• Data shown:
------------------------------------------------------------

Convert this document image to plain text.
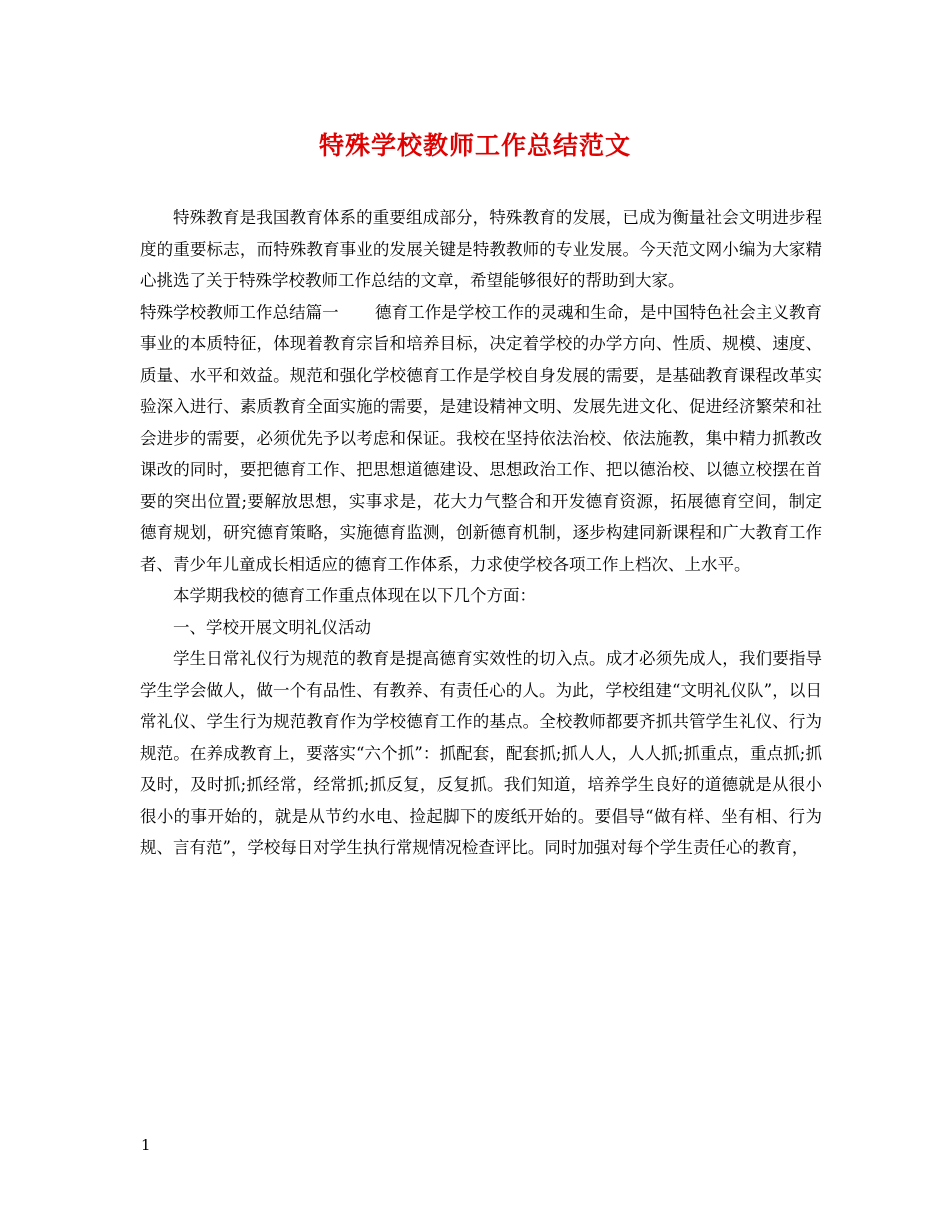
特殊学校教师工作总结范文

特殊教育是我国教育体系的重要组成部分，特殊教育的发展，已成为衡量社会文明进步程度的重要标志，而特殊教育事业的发展关键是特教教师的专业发展。今天范文网小编为大家精心挑选了关于特殊学校教师工作总结的文章，希望能够很好的帮助到大家。

特殊学校教师工作总结篇一 德育工作是学校工作的灵魂和生命，是中国特色社会主义教育事业的本质特征，体现着教育宗旨和培养目标，决定着学校的办学方向、性质、规模、速度、质量、水平和效益。规范和强化学校德育工作是学校自身发展的需要，是基础教育课程改革实验深入进行、素质教育全面实施的需要，是建设精神文明、发展先进文化、促进经济繁荣和社会进步的需要，必须优先予以考虑和保证。我校在坚持依法治校、依法施教，集中精力抓教改课改的同时，要把德育工作、把思想道德建设、思想政治工作、把以德治校、以德立校摆在首要的突出位置;要解放思想，实事求是，花大力气整合和开发德育资源，拓展德育空间，制定德育规划，研究德育策略，实施德育监测，创新德育机制，逐步构建同新课程和广大教育工作者、青少年儿童成长相适应的德育工作体系，力求使学校各项工作上档次、上水平。

本学期我校的德育工作重点体现在以下几个方面：

一、学校开展文明礼仪活动

学生日常礼仪行为规范的教育是提高德育实效性的切入点。成才必须先成人，我们要指导学生学会做人，做一个有品性、有教养、有责任心的人。为此，学校组建“文明礼仪队”，以日常礼仪、学生行为规范教育作为学校德育工作的基点。全校教师都要齐抓共管学生礼仪、行为规范。在养成教育上，要落实“六个抓”：抓配套，配套抓;抓人人，人人抓;抓重点，重点抓;抓及时，及时抓;抓经常，经常抓;抓反复，反复抓。我们知道，培养学生良好的道德就是从很小很小的事开始的，就是从节约水电、捡起脚下的废纸开始的。要倡导“做有样、坐有相、行为规、言有范”，学校每日对学生执行常规情况检查评比。同时加强对每个学生责任心的教育，

1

------------------------------------------------------------

• Aim:
Print out every entry above without changing a word, and leave out the pictures.

• Problem solution:
Convert this document image to plain text.
特殊学校教师工作总结范文

特殊教育是我国教育体系的重要组成部分，特殊教育的发展，已成为衡量社会文明进步程度的重要标志，而特殊教育事业的发展关键是特教教师的专业发展。今天范文网小编为大家精心挑选了关于特殊学校教师工作总结的文章，希望能够很好的帮助到大家。

特殊学校教师工作总结篇一 德育工作是学校工作的灵魂和生命，是中国特色社会主义教育事业的本质特征，体现着教育宗旨和培养目标，决定着学校的办学方向、性质、规模、速度、质量、水平和效益。规范和强化学校德育工作是学校自身发展的需要，是基础教育课程改革实验深入进行、素质教育全面实施的需要，是建设精神文明、发展先进文化、促进经济繁荣和社会进步的需要，必须优先予以考虑和保证。我校在坚持依法治校、依法施教，集中精力抓教改课改的同时，要把德育工作、把思想道德建设、思想政治工作、把以德治校、以德立校摆在首要的突出位置;要解放思想，实事求是，花大力气整合和开发德育资源，拓展德育空间，制定德育规划，研究德育策略，实施德育监测，创新德育机制，逐步构建同新课程和广大教育工作者、青少年儿童成长相适应的德育工作体系，力求使学校各项工作上档次、上水平。

本学期我校的德育工作重点体现在以下几个方面：

一、学校开展文明礼仪活动

学生日常礼仪行为规范的教育是提高德育实效性的切入点。成才必须先成人，我们要指导学生学会做人，做一个有品性、有教养、有责任心的人。为此，学校组建“文明礼仪队”，以日常礼仪、学生行为规范教育作为学校德育工作的基点。全校教师都要齐抓共管学生礼仪、行为规范。在养成教育上，要落实“六个抓”：抓配套，配套抓;抓人人，人人抓;抓重点，重点抓;抓及时，及时抓;抓经常，经常抓;抓反复，反复抓。我们知道，培养学生良好的道德就是从很小很小的事开始的，就是从节约水电、捡起脚下的废纸开始的。要倡导“做有样、坐有相、行为规、言有范”，学校每日对学生执行常规情况检查评比。同时加强对每个学生责任心的教育，

1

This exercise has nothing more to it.